### ENTRIES
====================
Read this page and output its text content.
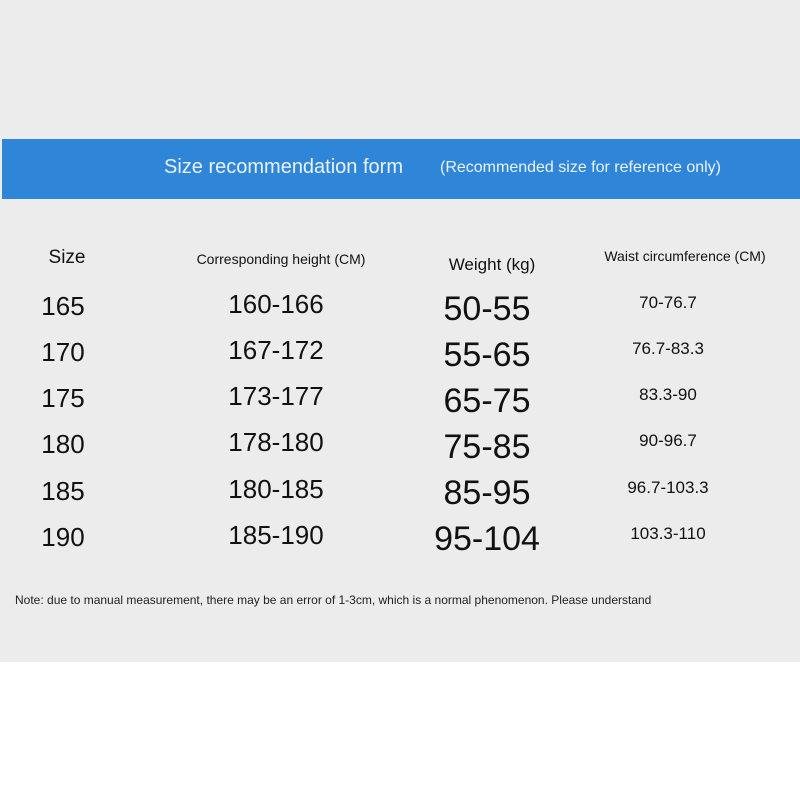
Size recommendation form (Recommended size for reference only)
Size	Corresponding height (CM)	Weight (kg)	Waist circumference (CM)
165	160-166	50-55	70-76.7
170	167-172	55-65	76.7-83.3
175	173-177	65-75	83.3-90
180	178-180	75-85	90-96.7
185	180-185	85-95	96.7-103.3
190	185-190	95-104	103.3-110
Note: due to manual measurement, there may be an error of 1-3cm, which is a normal phenomenon. Please understand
====================
### REQUIRED TASK
Pictures in the records should not appear in your copy, but everything else must be transcribed exactly.

### ANSWER TO THIS TASK
Read this page and output its text content.
Size recommendation form (Recommended size for reference only)
Size	Corresponding height (CM)	Weight (kg)	Waist circumference (CM)
165	160-166	50-55	70-76.7
170	167-172	55-65	76.7-83.3
175	173-177	65-75	83.3-90
180	178-180	75-85	90-96.7
185	180-185	85-95	96.7-103.3
190	185-190	95-104	103.3-110
Note: due to manual measurement, there may be an error of 1-3cm, which is a normal phenomenon. Please understand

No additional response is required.